Stated problem: Reproduce each record exactly.

━━━━━ Dataset records

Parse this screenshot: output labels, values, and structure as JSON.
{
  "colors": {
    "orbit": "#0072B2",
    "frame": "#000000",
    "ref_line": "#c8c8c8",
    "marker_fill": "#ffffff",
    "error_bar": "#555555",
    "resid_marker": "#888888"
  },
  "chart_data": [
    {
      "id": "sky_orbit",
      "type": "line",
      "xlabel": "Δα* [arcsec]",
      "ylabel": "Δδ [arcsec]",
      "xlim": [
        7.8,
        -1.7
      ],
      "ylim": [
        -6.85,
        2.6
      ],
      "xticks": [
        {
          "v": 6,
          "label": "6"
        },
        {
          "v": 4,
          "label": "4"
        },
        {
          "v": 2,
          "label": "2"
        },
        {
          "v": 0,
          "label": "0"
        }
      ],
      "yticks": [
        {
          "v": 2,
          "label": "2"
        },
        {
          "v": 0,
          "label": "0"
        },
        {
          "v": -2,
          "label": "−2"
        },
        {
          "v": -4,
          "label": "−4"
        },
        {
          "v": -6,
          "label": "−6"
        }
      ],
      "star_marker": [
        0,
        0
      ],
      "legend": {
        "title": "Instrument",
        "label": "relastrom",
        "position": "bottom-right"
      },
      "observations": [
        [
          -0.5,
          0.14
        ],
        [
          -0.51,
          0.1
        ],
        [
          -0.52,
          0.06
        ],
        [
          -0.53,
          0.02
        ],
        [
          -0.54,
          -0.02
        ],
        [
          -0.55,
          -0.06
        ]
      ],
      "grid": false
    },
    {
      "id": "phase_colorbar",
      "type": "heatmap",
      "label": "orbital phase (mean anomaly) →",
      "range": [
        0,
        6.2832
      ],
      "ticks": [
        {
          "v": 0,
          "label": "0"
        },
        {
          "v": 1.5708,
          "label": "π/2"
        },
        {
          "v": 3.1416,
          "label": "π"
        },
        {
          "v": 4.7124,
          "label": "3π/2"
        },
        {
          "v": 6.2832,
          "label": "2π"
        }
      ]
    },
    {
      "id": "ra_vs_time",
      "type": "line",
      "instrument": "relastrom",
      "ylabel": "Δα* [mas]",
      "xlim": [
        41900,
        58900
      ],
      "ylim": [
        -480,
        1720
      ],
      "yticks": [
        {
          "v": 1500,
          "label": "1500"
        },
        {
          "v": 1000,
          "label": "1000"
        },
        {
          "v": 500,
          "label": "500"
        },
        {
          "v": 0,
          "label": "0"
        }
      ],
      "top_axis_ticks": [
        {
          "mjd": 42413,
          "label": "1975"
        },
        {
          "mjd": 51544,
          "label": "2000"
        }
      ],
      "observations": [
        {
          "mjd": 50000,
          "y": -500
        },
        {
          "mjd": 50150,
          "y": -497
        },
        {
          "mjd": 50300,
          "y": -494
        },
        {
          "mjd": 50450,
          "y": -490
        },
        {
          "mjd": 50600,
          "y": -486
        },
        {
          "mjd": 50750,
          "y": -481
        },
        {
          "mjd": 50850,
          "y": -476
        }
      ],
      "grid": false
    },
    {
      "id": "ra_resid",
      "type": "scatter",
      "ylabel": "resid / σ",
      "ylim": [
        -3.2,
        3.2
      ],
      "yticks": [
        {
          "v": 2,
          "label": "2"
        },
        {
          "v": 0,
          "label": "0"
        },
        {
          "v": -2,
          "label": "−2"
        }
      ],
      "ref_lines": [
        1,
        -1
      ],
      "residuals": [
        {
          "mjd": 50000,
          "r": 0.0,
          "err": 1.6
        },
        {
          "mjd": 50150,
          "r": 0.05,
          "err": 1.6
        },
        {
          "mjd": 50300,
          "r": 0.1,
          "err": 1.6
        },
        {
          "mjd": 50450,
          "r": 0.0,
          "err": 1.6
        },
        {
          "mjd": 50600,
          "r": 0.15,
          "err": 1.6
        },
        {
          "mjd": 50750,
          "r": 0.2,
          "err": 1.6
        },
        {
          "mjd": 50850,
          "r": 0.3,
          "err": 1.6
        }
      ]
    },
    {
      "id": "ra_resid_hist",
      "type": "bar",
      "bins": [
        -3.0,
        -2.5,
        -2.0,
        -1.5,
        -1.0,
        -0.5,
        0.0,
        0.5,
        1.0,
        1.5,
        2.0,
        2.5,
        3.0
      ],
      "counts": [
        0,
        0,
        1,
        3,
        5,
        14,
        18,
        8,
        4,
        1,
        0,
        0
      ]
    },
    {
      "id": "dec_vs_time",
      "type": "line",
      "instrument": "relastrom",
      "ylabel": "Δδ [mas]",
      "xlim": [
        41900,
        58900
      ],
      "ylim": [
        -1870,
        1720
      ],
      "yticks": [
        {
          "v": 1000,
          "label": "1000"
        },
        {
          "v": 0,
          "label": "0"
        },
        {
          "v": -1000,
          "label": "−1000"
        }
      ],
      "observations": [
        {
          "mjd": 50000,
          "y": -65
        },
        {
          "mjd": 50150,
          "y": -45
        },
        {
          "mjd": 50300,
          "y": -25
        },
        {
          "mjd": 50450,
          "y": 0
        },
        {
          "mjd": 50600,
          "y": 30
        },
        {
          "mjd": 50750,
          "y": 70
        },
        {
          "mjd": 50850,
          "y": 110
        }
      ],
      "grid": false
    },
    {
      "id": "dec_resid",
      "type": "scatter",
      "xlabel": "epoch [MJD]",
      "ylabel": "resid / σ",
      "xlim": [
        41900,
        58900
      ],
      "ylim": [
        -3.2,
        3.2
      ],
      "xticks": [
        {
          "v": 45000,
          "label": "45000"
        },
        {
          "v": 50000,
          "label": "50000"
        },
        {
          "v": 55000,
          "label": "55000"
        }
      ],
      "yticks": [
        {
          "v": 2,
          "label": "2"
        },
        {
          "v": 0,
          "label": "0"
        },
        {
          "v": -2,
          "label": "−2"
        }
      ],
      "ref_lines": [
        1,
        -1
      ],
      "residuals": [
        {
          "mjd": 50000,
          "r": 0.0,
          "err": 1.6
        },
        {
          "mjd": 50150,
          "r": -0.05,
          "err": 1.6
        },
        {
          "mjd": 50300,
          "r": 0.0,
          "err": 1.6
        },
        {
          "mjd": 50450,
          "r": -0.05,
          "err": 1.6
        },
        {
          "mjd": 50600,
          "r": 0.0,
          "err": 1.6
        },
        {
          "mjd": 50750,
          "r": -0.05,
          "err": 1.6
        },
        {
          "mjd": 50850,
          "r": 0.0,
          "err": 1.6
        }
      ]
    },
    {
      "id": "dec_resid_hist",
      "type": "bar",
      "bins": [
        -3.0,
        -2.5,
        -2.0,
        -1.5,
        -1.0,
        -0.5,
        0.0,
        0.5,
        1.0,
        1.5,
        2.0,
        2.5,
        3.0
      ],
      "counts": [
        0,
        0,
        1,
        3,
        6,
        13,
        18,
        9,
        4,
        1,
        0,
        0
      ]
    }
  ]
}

━━━━━━━━━━

Answer to the task:
Parse this screenshot: output labels, values, and structure as JSON.
{
  "colors": {
    "orbit": "#0072B2",
    "frame": "#000000",
    "ref_line": "#c8c8c8",
    "marker_fill": "#ffffff",
    "error_bar": "#555555",
    "resid_marker": "#888888"
  },
  "chart_data": [
    {
      "id": "sky_orbit",
      "type": "line",
      "xlabel": "Δα* [arcsec]",
      "ylabel": "Δδ [arcsec]",
      "xlim": [
        7.8,
        -1.7
      ],
      "ylim": [
        -6.85,
        2.6
      ],
      "xticks": [
        {
          "v": 6,
          "label": "6"
        },
        {
          "v": 4,
          "label": "4"
        },
        {
          "v": 2,
          "label": "2"
        },
        {
          "v": 0,
          "label": "0"
        }
      ],
      "yticks": [
        {
          "v": 2,
          "label": "2"
        },
        {
          "v": 0,
          "label": "0"
        },
        {
          "v": -2,
          "label": "−2"
        },
        {
          "v": -4,
          "label": "−4"
        },
        {
          "v": -6,
          "label": "−6"
        }
      ],
      "star_marker": [
        0,
        0
      ],
      "legend": {
        "title": "Instrument",
        "label": "relastrom",
        "position": "bottom-right"
      },
      "observations": [
        [
          -0.5,
          0.14
        ],
        [
          -0.51,
          0.1
        ],
        [
          -0.52,
          0.06
        ],
        [
          -0.53,
          0.02
        ],
        [
          -0.54,
          -0.02
        ],
        [
          -0.55,
          -0.06
        ]
      ],
      "grid": false
    },
    {
      "id": "phase_colorbar",
      "type": "heatmap",
      "label": "orbital phase (mean anomaly) →",
      "range": [
        0,
        6.2832
      ],
      "ticks": [
        {
          "v": 0,
          "label": "0"
        },
        {
          "v": 1.5708,
          "label": "π/2"
        },
        {
          "v": 3.1416,
          "label": "π"
        },
        {
          "v": 4.7124,
          "label": "3π/2"
        },
        {
          "v": 6.2832,
          "label": "2π"
        }
      ]
    },
    {
      "id": "ra_vs_time",
      "type": "line",
      "instrument": "relastrom",
      "ylabel": "Δα* [mas]",
      "xlim": [
        41900,
        58900
      ],
      "ylim": [
        -480,
        1720
      ],
      "yticks": [
        {
          "v": 1500,
          "label": "1500"
        },
        {
          "v": 1000,
          "label": "1000"
        },
        {
          "v": 500,
          "label": "500"
        },
        {
          "v": 0,
          "label": "0"
        }
      ],
      "top_axis_ticks": [
        {
          "mjd": 42413,
          "label": "1975"
        },
        {
          "mjd": 51544,
          "label": "2000"
        }
      ],
      "observations": [
        {
          "mjd": 50000,
          "y": -500
        },
        {
          "mjd": 50150,
          "y": -497
        },
        {
          "mjd": 50300,
          "y": -494
        },
        {
          "mjd": 50450,
          "y": -490
        },
        {
          "mjd": 50600,
          "y": -486
        },
        {
          "mjd": 50750,
          "y": -481
        },
        {
          "mjd": 50850,
          "y": -476
        }
      ],
      "grid": false
    },
    {
      "id": "ra_resid",
      "type": "scatter",
      "ylabel": "resid / σ",
      "ylim": [
        -3.2,
        3.2
      ],
      "yticks": [
        {
          "v": 2,
          "label": "2"
        },
        {
          "v": 0,
          "label": "0"
        },
        {
          "v": -2,
          "label": "−2"
        }
      ],
      "ref_lines": [
        1,
        -1
      ],
      "residuals": [
        {
          "mjd": 50000,
          "r": 0.0,
          "err": 1.6
        },
        {
          "mjd": 50150,
          "r": 0.05,
          "err": 1.6
        },
        {
          "mjd": 50300,
          "r": 0.1,
          "err": 1.6
        },
        {
          "mjd": 50450,
          "r": 0.0,
          "err": 1.6
        },
        {
          "mjd": 50600,
          "r": 0.15,
          "err": 1.6
        },
        {
          "mjd": 50750,
          "r": 0.2,
          "err": 1.6
        },
        {
          "mjd": 50850,
          "r": 0.3,
          "err": 1.6
        }
      ]
    },
    {
      "id": "ra_resid_hist",
      "type": "bar",
      "bins": [
        -3.0,
        -2.5,
        -2.0,
        -1.5,
        -1.0,
        -0.5,
        0.0,
        0.5,
        1.0,
        1.5,
        2.0,
        2.5,
        3.0
      ],
      "counts": [
        0,
        0,
        1,
        3,
        5,
        14,
        18,
        8,
        4,
        1,
        0,
        0
      ]
    },
    {
      "id": "dec_vs_time",
      "type": "line",
      "instrument": "relastrom",
      "ylabel": "Δδ [mas]",
      "xlim": [
        41900,
        58900
      ],
      "ylim": [
        -1870,
        1720
      ],
      "yticks": [
        {
          "v": 1000,
          "label": "1000"
        },
        {
          "v": 0,
          "label": "0"
        },
        {
          "v": -1000,
          "label": "−1000"
        }
      ],
      "observations": [
        {
          "mjd": 50000,
          "y": -65
        },
        {
          "mjd": 50150,
          "y": -45
        },
        {
          "mjd": 50300,
          "y": -25
        },
        {
          "mjd": 50450,
          "y": 0
        },
        {
          "mjd": 50600,
          "y": 30
        },
        {
          "mjd": 50750,
          "y": 70
        },
        {
          "mjd": 50850,
          "y": 110
        }
      ],
      "grid": false
    },
    {
      "id": "dec_resid",
      "type": "scatter",
      "xlabel": "epoch [MJD]",
      "ylabel": "resid / σ",
      "xlim": [
        41900,
        58900
      ],
      "ylim": [
        -3.2,
        3.2
      ],
      "xticks": [
        {
          "v": 45000,
          "label": "45000"
        },
        {
          "v": 50000,
          "label": "50000"
        },
        {
          "v": 55000,
          "label": "55000"
        }
      ],
      "yticks": [
        {
          "v": 2,
          "label": "2"
        },
        {
          "v": 0,
          "label": "0"
        },
        {
          "v": -2,
          "label": "−2"
        }
      ],
      "ref_lines": [
        1,
        -1
      ],
      "residuals": [
        {
          "mjd": 50000,
          "r": 0.0,
          "err": 1.6
        },
        {
          "mjd": 50150,
          "r": -0.05,
          "err": 1.6
        },
        {
          "mjd": 50300,
          "r": 0.0,
          "err": 1.6
        },
        {
          "mjd": 50450,
          "r": -0.05,
          "err": 1.6
        },
        {
          "mjd": 50600,
          "r": 0.0,
          "err": 1.6
        },
        {
          "mjd": 50750,
          "r": -0.05,
          "err": 1.6
        },
        {
          "mjd": 50850,
          "r": 0.0,
          "err": 1.6
        }
      ]
    },
    {
      "id": "dec_resid_hist",
      "type": "bar",
      "bins": [
        -3.0,
        -2.5,
        -2.0,
        -1.5,
        -1.0,
        -0.5,
        0.0,
        0.5,
        1.0,
        1.5,
        2.0,
        2.5,
        3.0
      ],
      "counts": [
        0,
        0,
        1,
        3,
        6,
        13,
        18,
        9,
        4,
        1,
        0,
        0
      ]
    }
  ]
}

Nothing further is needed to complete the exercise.